REQUIREMENT - All of the lines below are to be printed again exactly; images are excluded from the output.

RECORDS SHOWN -
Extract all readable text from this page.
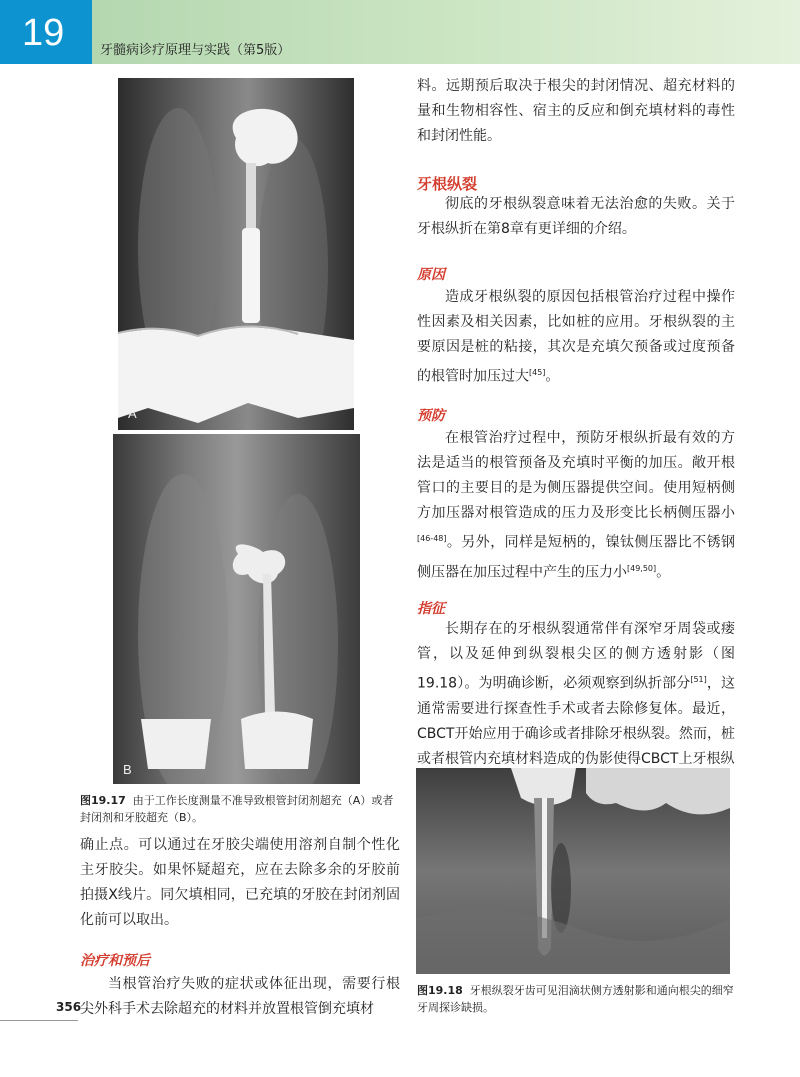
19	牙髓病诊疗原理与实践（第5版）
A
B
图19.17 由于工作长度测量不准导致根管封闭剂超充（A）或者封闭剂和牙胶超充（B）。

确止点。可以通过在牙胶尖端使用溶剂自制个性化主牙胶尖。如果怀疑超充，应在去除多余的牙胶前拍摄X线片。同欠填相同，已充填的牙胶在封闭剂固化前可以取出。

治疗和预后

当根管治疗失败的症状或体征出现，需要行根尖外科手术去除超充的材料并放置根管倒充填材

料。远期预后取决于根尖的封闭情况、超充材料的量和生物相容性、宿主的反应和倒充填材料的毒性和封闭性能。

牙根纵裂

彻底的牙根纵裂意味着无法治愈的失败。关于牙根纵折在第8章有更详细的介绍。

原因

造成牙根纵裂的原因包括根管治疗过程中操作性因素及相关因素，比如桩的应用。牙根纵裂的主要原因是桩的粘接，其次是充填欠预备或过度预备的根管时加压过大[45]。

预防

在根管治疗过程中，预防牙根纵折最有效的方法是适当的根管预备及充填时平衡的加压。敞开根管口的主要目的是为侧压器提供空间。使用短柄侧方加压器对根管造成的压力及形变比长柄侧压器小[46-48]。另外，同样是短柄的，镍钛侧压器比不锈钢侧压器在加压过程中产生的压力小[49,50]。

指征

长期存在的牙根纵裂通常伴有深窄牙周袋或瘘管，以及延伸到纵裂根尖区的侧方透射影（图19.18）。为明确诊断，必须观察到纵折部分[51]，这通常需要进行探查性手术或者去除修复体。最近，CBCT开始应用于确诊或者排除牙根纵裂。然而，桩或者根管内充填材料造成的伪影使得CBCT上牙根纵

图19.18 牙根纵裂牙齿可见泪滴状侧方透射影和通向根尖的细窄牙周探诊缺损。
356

OUTPUT FOR THIS TASK -
Extract all readable text from this page.
19	牙髓病诊疗原理与实践（第5版）
A
B
图19.17 由于工作长度测量不准导致根管封闭剂超充（A）或者封闭剂和牙胶超充（B）。

确止点。可以通过在牙胶尖端使用溶剂自制个性化主牙胶尖。如果怀疑超充，应在去除多余的牙胶前拍摄X线片。同欠填相同，已充填的牙胶在封闭剂固化前可以取出。

治疗和预后

当根管治疗失败的症状或体征出现，需要行根尖外科手术去除超充的材料并放置根管倒充填材

料。远期预后取决于根尖的封闭情况、超充材料的量和生物相容性、宿主的反应和倒充填材料的毒性和封闭性能。

牙根纵裂

彻底的牙根纵裂意味着无法治愈的失败。关于牙根纵折在第8章有更详细的介绍。

原因

造成牙根纵裂的原因包括根管治疗过程中操作性因素及相关因素，比如桩的应用。牙根纵裂的主要原因是桩的粘接，其次是充填欠预备或过度预备的根管时加压过大[45]。

预防

在根管治疗过程中，预防牙根纵折最有效的方法是适当的根管预备及充填时平衡的加压。敞开根管口的主要目的是为侧压器提供空间。使用短柄侧方加压器对根管造成的压力及形变比长柄侧压器小[46-48]。另外，同样是短柄的，镍钛侧压器比不锈钢侧压器在加压过程中产生的压力小[49,50]。

指征

长期存在的牙根纵裂通常伴有深窄牙周袋或瘘管，以及延伸到纵裂根尖区的侧方透射影（图19.18）。为明确诊断，必须观察到纵折部分[51]，这通常需要进行探查性手术或者去除修复体。最近，CBCT开始应用于确诊或者排除牙根纵裂。然而，桩或者根管内充填材料造成的伪影使得CBCT上牙根纵

图19.18 牙根纵裂牙齿可见泪滴状侧方透射影和通向根尖的细窄牙周探诊缺损。
356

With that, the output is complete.